In the records below, find the line that contains "Serialize everything readable". Retype that line and all the lines after it through the end, leaving out the pictures.

start Excerpted data

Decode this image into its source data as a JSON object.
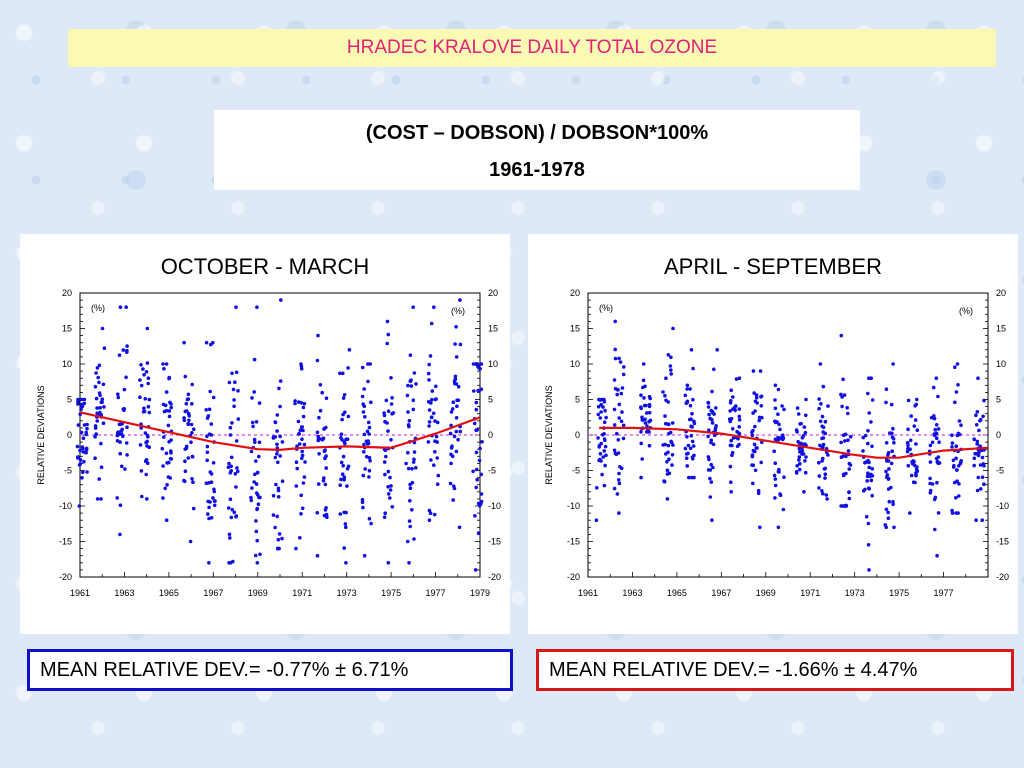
{
  "header": {
    "title": "HRADEC KRALOVE DAILY TOTAL OZONE"
  },
  "subtitle": {
    "line1": "(COST – DOBSON) / DOBSON*100%",
    "line2": "1961-1978"
  },
  "colors": {
    "points": "#1010e0",
    "trend": "#e01010",
    "zero_line": "#e040e0",
    "title": "#e0207a"
  },
  "chart_data": [
    {
      "type": "scatter",
      "title": "OCTOBER - MARCH",
      "ylabel": "RELATIVE DEVIATIONS",
      "unit_label": "(%)",
      "ylim": [
        -20,
        20
      ],
      "yticks": [
        "20",
        "15",
        "10",
        "5",
        "0",
        "-5",
        "-10",
        "-15",
        "-20"
      ],
      "xlim": [
        1961,
        1979
      ],
      "xticks": [
        "1961",
        "1963",
        "1965",
        "1967",
        "1969",
        "1971",
        "1973",
        "1975",
        "1977",
        "1979"
      ],
      "zero_line": 0,
      "trend": {
        "x": [
          1961,
          1963,
          1965,
          1967,
          1969,
          1970,
          1971,
          1973,
          1975,
          1977,
          1979
        ],
        "y": [
          3.2,
          1.8,
          0.4,
          -1.0,
          -2.0,
          -2.1,
          -1.8,
          -1.6,
          -1.8,
          0.2,
          2.5
        ]
      },
      "clusters": [
        {
          "x": 1961.1,
          "mean": 0.0,
          "min": -10.0,
          "max": 5.0
        },
        {
          "x": 1961.9,
          "mean": 1.5,
          "min": -9.0,
          "max": 15.0
        },
        {
          "x": 1962.9,
          "mean": 3.0,
          "min": -14.0,
          "max": 18.0
        },
        {
          "x": 1963.9,
          "mean": 2.5,
          "min": -9.0,
          "max": 15.0
        },
        {
          "x": 1964.9,
          "mean": 0.5,
          "min": -12.0,
          "max": 10.0
        },
        {
          "x": 1965.9,
          "mean": 1.0,
          "min": -15.0,
          "max": 13.0
        },
        {
          "x": 1966.9,
          "mean": -3.0,
          "min": -18.0,
          "max": 13.0
        },
        {
          "x": 1967.9,
          "mean": -2.0,
          "min": -18.0,
          "max": 18.0
        },
        {
          "x": 1968.9,
          "mean": -3.0,
          "min": -18.0,
          "max": 18.0
        },
        {
          "x": 1969.9,
          "mean": -3.0,
          "min": -16.0,
          "max": 19.0
        },
        {
          "x": 1970.9,
          "mean": -1.0,
          "min": -16.0,
          "max": 10.0
        },
        {
          "x": 1971.9,
          "mean": -2.0,
          "min": -17.0,
          "max": 14.0
        },
        {
          "x": 1972.9,
          "mean": -2.0,
          "min": -18.0,
          "max": 12.0
        },
        {
          "x": 1973.9,
          "mean": -2.0,
          "min": -17.0,
          "max": 10.0
        },
        {
          "x": 1974.9,
          "mean": -1.0,
          "min": -18.0,
          "max": 16.0
        },
        {
          "x": 1975.9,
          "mean": -1.0,
          "min": -18.0,
          "max": 18.0
        },
        {
          "x": 1976.9,
          "mean": 1.0,
          "min": -12.0,
          "max": 18.0
        },
        {
          "x": 1977.9,
          "mean": 3.0,
          "min": -13.0,
          "max": 19.0
        },
        {
          "x": 1978.9,
          "mean": 2.0,
          "min": -19.0,
          "max": 10.0
        }
      ]
    },
    {
      "type": "scatter",
      "title": "APRIL - SEPTEMBER",
      "ylabel": "RELATIVE DEVIATIONS",
      "unit_label": "(%)",
      "ylim": [
        -20,
        20
      ],
      "yticks": [
        "20",
        "15",
        "10",
        "5",
        "0",
        "-5",
        "-10",
        "-15",
        "-20"
      ],
      "xlim": [
        1961,
        1979
      ],
      "xticks": [
        "1961",
        "1963",
        "1965",
        "1967",
        "1969",
        "1971",
        "1973",
        "1975",
        "1977"
      ],
      "zero_line": 0,
      "trend": {
        "x": [
          1961.5,
          1963,
          1965,
          1967,
          1969,
          1971,
          1973,
          1974,
          1975,
          1977,
          1979
        ],
        "y": [
          1.0,
          1.0,
          0.8,
          0.2,
          -0.8,
          -1.8,
          -2.8,
          -3.2,
          -3.2,
          -2.2,
          -1.8
        ]
      },
      "clusters": [
        {
          "x": 1961.6,
          "mean": -1.0,
          "min": -12.0,
          "max": 5.0
        },
        {
          "x": 1962.4,
          "mean": 1.0,
          "min": -11.0,
          "max": 16.0
        },
        {
          "x": 1963.6,
          "mean": 2.0,
          "min": -6.0,
          "max": 10.0
        },
        {
          "x": 1964.6,
          "mean": 2.0,
          "min": -9.0,
          "max": 15.0
        },
        {
          "x": 1965.6,
          "mean": 1.0,
          "min": -6.0,
          "max": 12.0
        },
        {
          "x": 1966.6,
          "mean": 0.0,
          "min": -12.0,
          "max": 12.0
        },
        {
          "x": 1967.6,
          "mean": 0.5,
          "min": -8.0,
          "max": 8.0
        },
        {
          "x": 1968.6,
          "mean": 0.0,
          "min": -13.0,
          "max": 9.0
        },
        {
          "x": 1969.6,
          "mean": -2.0,
          "min": -13.0,
          "max": 7.0
        },
        {
          "x": 1970.6,
          "mean": -2.0,
          "min": -8.0,
          "max": 5.0
        },
        {
          "x": 1971.6,
          "mean": -2.0,
          "min": -9.0,
          "max": 10.0
        },
        {
          "x": 1972.6,
          "mean": -3.0,
          "min": -10.0,
          "max": 14.0
        },
        {
          "x": 1973.6,
          "mean": -4.0,
          "min": -19.0,
          "max": 8.0
        },
        {
          "x": 1974.6,
          "mean": -4.0,
          "min": -13.0,
          "max": 10.0
        },
        {
          "x": 1975.6,
          "mean": -3.0,
          "min": -11.0,
          "max": 5.0
        },
        {
          "x": 1976.6,
          "mean": -3.0,
          "min": -17.0,
          "max": 8.0
        },
        {
          "x": 1977.6,
          "mean": -2.0,
          "min": -11.0,
          "max": 10.0
        },
        {
          "x": 1978.6,
          "mean": -2.0,
          "min": -12.0,
          "max": 8.0
        }
      ]
    }
  ],
  "mean_left": "MEAN RELATIVE DEV.= -0.77% ± 6.71%",
  "mean_right": "MEAN RELATIVE DEV.= -1.66% ± 4.47%"
}
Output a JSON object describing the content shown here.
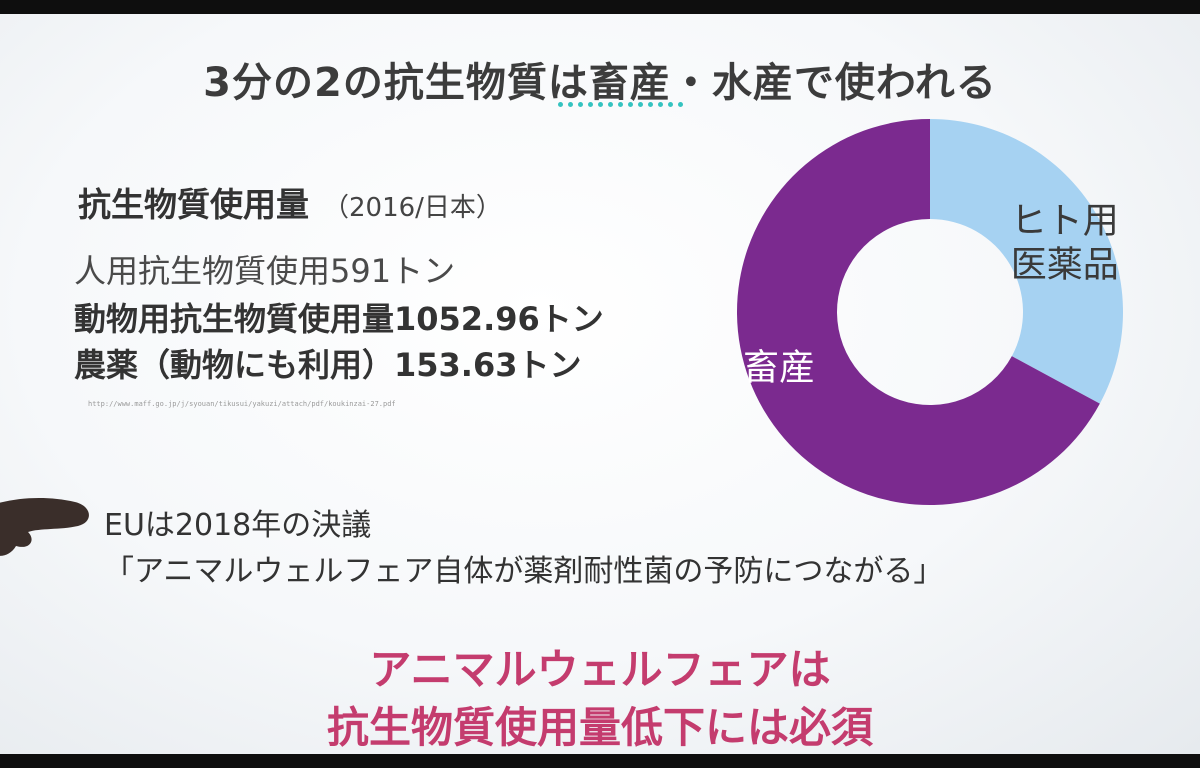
{
  "slide": {
    "title": "3分の2の抗生物質は畜産・水産で使われる",
    "usage": {
      "heading": "抗生物質使用量",
      "year": "（2016/日本）",
      "line1": "人用抗生物質使用591トン",
      "line2": "動物用抗生物質使用量1052.96トン",
      "line3": "農薬（動物にも利用）153.63トン",
      "source": "http://www.maff.go.jp/j/syouan/tikusui/yakuzi/attach/pdf/koukinzai-27.pdf"
    },
    "eu": {
      "line1": "EUは2018年の決議",
      "line2": "「アニマルウェルフェア自体が薬剤耐性菌の予防につながる」"
    },
    "conclusion": {
      "line1": "アニマルウェルフェアは",
      "line2": "抗生物質使用量低下には必須"
    },
    "colors": {
      "title": "#3c3c3c",
      "accent_dots": "#35c3c0",
      "conclusion": "#c43c6e"
    }
  },
  "chart_data": {
    "type": "pie",
    "donut": true,
    "title": "",
    "slices": [
      {
        "label": "ヒト用\n医薬品",
        "line1": "ヒト用",
        "line2": "医薬品",
        "value": 591,
        "color": "#a6d2f2",
        "label_color": "#3a3a3a"
      },
      {
        "label": "畜産",
        "value": 1206.59,
        "color": "#7b2a8f",
        "label_color": "#ffffff"
      }
    ],
    "start_angle_deg": 0,
    "direction": "clockwise",
    "legend": "none"
  }
}
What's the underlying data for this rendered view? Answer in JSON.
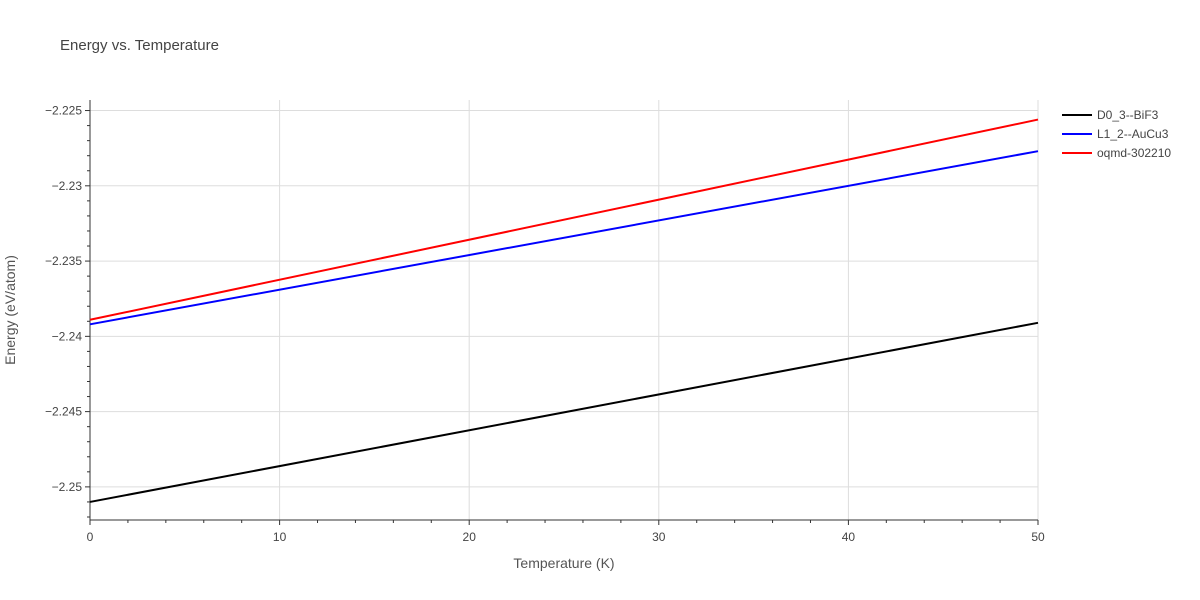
{
  "chart_data": {
    "type": "line",
    "title": "Energy vs. Temperature",
    "xlabel": "Temperature (K)",
    "ylabel": "Energy (eV/atom)",
    "xlim": [
      0,
      50
    ],
    "ylim": [
      -2.2522,
      -2.2243
    ],
    "xticks": [
      0,
      10,
      20,
      30,
      40,
      50
    ],
    "xtick_labels": [
      "0",
      "10",
      "20",
      "30",
      "40",
      "50"
    ],
    "yticks": [
      -2.25,
      -2.245,
      -2.24,
      -2.235,
      -2.23,
      -2.225
    ],
    "ytick_labels": [
      "−2.25",
      "−2.245",
      "−2.24",
      "−2.235",
      "−2.23",
      "−2.225"
    ],
    "grid": true,
    "legend_position": "top-right",
    "series": [
      {
        "name": "D0_3--BiF3",
        "color": "#000000",
        "x": [
          0,
          50
        ],
        "y": [
          -2.251,
          -2.2391
        ]
      },
      {
        "name": "L1_2--AuCu3",
        "color": "#0000ff",
        "x": [
          0,
          50
        ],
        "y": [
          -2.2392,
          -2.2277
        ]
      },
      {
        "name": "oqmd-302210",
        "color": "#ff0000",
        "x": [
          0,
          50
        ],
        "y": [
          -2.2389,
          -2.2256
        ]
      }
    ]
  }
}
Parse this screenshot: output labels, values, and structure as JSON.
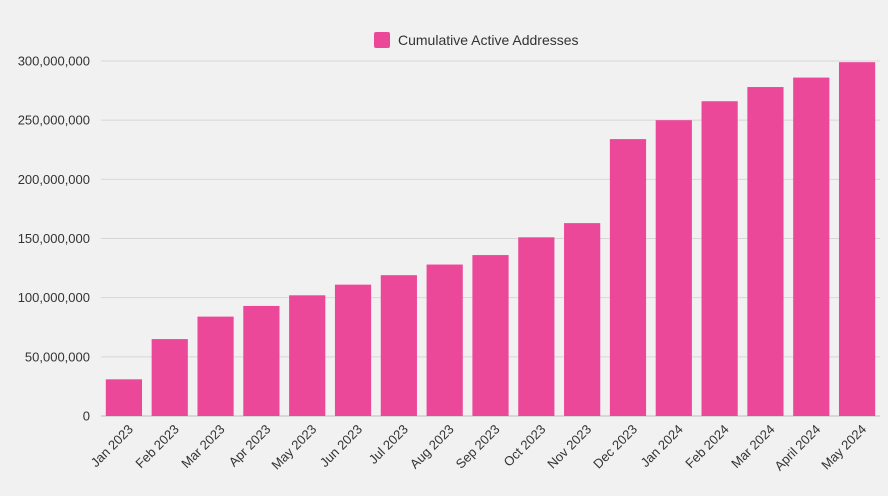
{
  "chart_data": {
    "type": "bar",
    "categories": [
      "Jan 2023",
      "Feb 2023",
      "Mar 2023",
      "Apr 2023",
      "May 2023",
      "Jun 2023",
      "Jul 2023",
      "Aug 2023",
      "Sep 2023",
      "Oct 2023",
      "Nov 2023",
      "Dec 2023",
      "Jan 2024",
      "Feb 2024",
      "Mar 2024",
      "April 2024",
      "May 2024"
    ],
    "series": [
      {
        "name": "Cumulative Active Addresses",
        "color": "#ec4899",
        "values": [
          31000000,
          65000000,
          84000000,
          93000000,
          102000000,
          111000000,
          119000000,
          128000000,
          136000000,
          151000000,
          163000000,
          234000000,
          250000000,
          266000000,
          278000000,
          286000000,
          299000000
        ]
      }
    ],
    "yticks": [
      0,
      50000000,
      100000000,
      150000000,
      200000000,
      250000000,
      300000000
    ],
    "ytick_labels": [
      "0",
      "50,000,000",
      "100,000,000",
      "150,000,000",
      "200,000,000",
      "250,000,000",
      "300,000,000"
    ],
    "ylim": [
      0,
      300000000
    ],
    "grid": true,
    "legend_position": "top-center",
    "title": "",
    "xlabel": "",
    "ylabel": ""
  }
}
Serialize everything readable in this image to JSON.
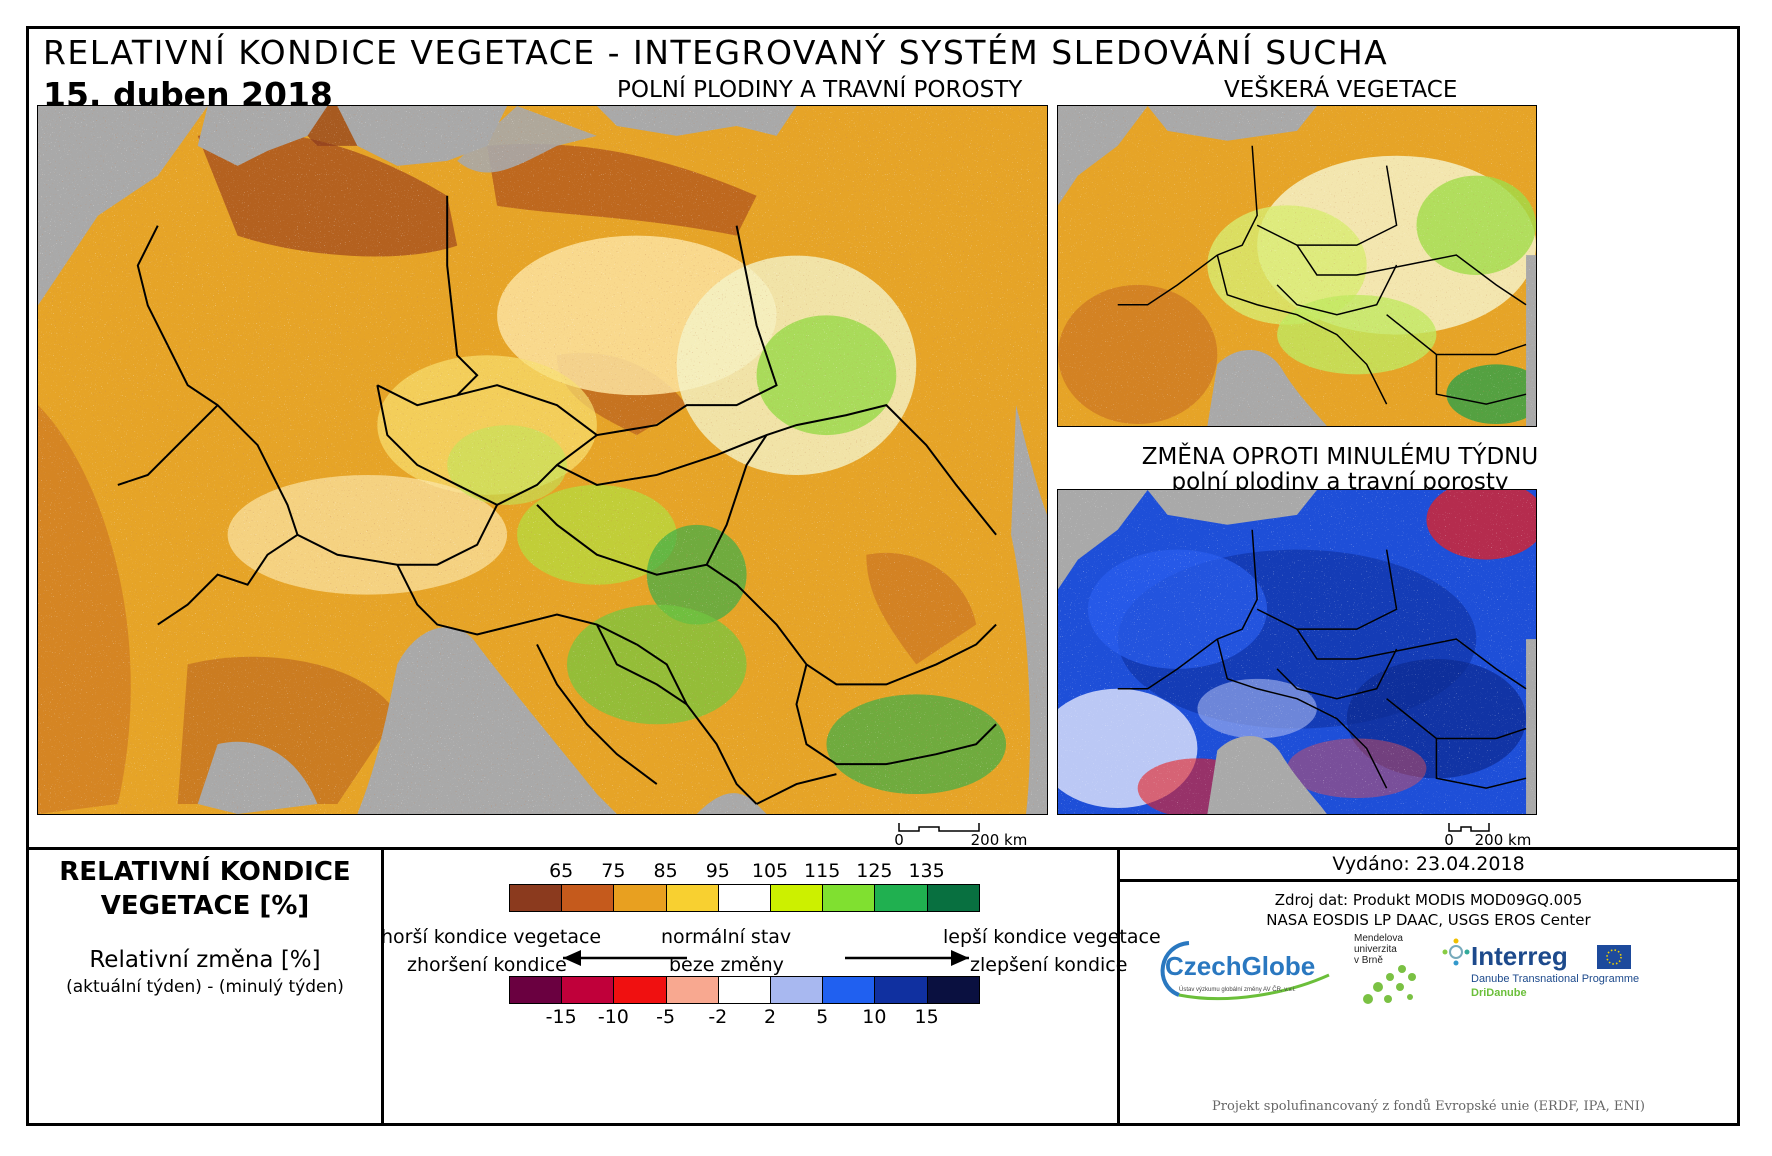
{
  "header": {
    "title": "RELATIVNÍ KONDICE VEGETACE - INTEGROVANÝ SYSTÉM SLEDOVÁNÍ SUCHA",
    "date": "15. duben 2018"
  },
  "panels": {
    "main_label": "POLNÍ PLODINY A TRAVNÍ POROSTY",
    "all_label": "VEŠKERÁ VEGETACE",
    "change_label_1": "ZMĚNA OPROTI MINULÉMU TÝDNU",
    "change_label_2": "polní plodiny a travní porosty"
  },
  "scalebar": {
    "start": "0",
    "end": "200 km"
  },
  "legend": {
    "title_1": "RELATIVNÍ KONDICE",
    "title_2": "VEGETACE [%]",
    "sub_1": "Relativní změna [%]",
    "sub_2": "(aktuální týden) - (minulý týden)",
    "condition_ticks": [
      "65",
      "75",
      "85",
      "95",
      "105",
      "115",
      "125",
      "135"
    ],
    "condition_colors": [
      "#8b3a1e",
      "#c55a1c",
      "#e8a020",
      "#f8d030",
      "#ffffff",
      "#ccf000",
      "#80e030",
      "#20b050",
      "#087040"
    ],
    "change_ticks": [
      "-15",
      "-10",
      "-5",
      "-2",
      "2",
      "5",
      "10",
      "15"
    ],
    "change_colors": [
      "#6a0040",
      "#c0003a",
      "#f01010",
      "#f8a890",
      "#ffffff",
      "#a8b8f0",
      "#2060f0",
      "#1030a0",
      "#0a1040"
    ],
    "worse_condition": "horší kondice vegetace",
    "normal_state": "normální stav",
    "better_condition": "lepší kondice vegetace",
    "deteriorated": "zhoršení kondice",
    "no_change": "beze změny",
    "improved": "zlepšení kondice"
  },
  "info": {
    "issued": "Vydáno: 23.04.2018",
    "source_1": "Zdroj dat: Produkt MODIS MOD09GQ.005",
    "source_2": "NASA EOSDIS LP DAAC, USGS EROS Center",
    "funding": "Projekt spolufinancovaný z fondů Evropské unie (ERDF, IPA, ENI)"
  },
  "logos": {
    "czechglobe": "CzechGlobe",
    "czechglobe_sub": "Ústav výzkumu globální změny AV ČR, v.v.i.",
    "mendel_1": "Mendelova",
    "mendel_2": "univerzita",
    "mendel_3": "v Brně",
    "interreg": "Interreg",
    "interreg_sub": "Danube Transnational Programme",
    "dridanube": "DriDanube"
  },
  "colors": {
    "sea": "#a9a9a9",
    "border": "#000000"
  }
}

end Excerpted data

_Full answer:_
Serialize everything readable in this image to JSON.
{
  "header": {
    "title": "RELATIVNÍ KONDICE VEGETACE - INTEGROVANÝ SYSTÉM SLEDOVÁNÍ SUCHA",
    "date": "15. duben 2018"
  },
  "panels": {
    "main_label": "POLNÍ PLODINY A TRAVNÍ POROSTY",
    "all_label": "VEŠKERÁ VEGETACE",
    "change_label_1": "ZMĚNA OPROTI MINULÉMU TÝDNU",
    "change_label_2": "polní plodiny a travní porosty"
  },
  "scalebar": {
    "start": "0",
    "end": "200 km"
  },
  "legend": {
    "title_1": "RELATIVNÍ KONDICE",
    "title_2": "VEGETACE [%]",
    "sub_1": "Relativní změna [%]",
    "sub_2": "(aktuální týden) - (minulý týden)",
    "condition_ticks": [
      "65",
      "75",
      "85",
      "95",
      "105",
      "115",
      "125",
      "135"
    ],
    "condition_colors": [
      "#8b3a1e",
      "#c55a1c",
      "#e8a020",
      "#f8d030",
      "#ffffff",
      "#ccf000",
      "#80e030",
      "#20b050",
      "#087040"
    ],
    "change_ticks": [
      "-15",
      "-10",
      "-5",
      "-2",
      "2",
      "5",
      "10",
      "15"
    ],
    "change_colors": [
      "#6a0040",
      "#c0003a",
      "#f01010",
      "#f8a890",
      "#ffffff",
      "#a8b8f0",
      "#2060f0",
      "#1030a0",
      "#0a1040"
    ],
    "worse_condition": "horší kondice vegetace",
    "normal_state": "normální stav",
    "better_condition": "lepší kondice vegetace",
    "deteriorated": "zhoršení kondice",
    "no_change": "beze změny",
    "improved": "zlepšení kondice"
  },
  "info": {
    "issued": "Vydáno: 23.04.2018",
    "source_1": "Zdroj dat: Produkt MODIS MOD09GQ.005",
    "source_2": "NASA EOSDIS LP DAAC, USGS EROS Center",
    "funding": "Projekt spolufinancovaný z fondů Evropské unie (ERDF, IPA, ENI)"
  },
  "logos": {
    "czechglobe": "CzechGlobe",
    "czechglobe_sub": "Ústav výzkumu globální změny AV ČR, v.v.i.",
    "mendel_1": "Mendelova",
    "mendel_2": "univerzita",
    "mendel_3": "v Brně",
    "interreg": "Interreg",
    "interreg_sub": "Danube Transnational Programme",
    "dridanube": "DriDanube"
  },
  "colors": {
    "sea": "#a9a9a9",
    "border": "#000000"
  }
}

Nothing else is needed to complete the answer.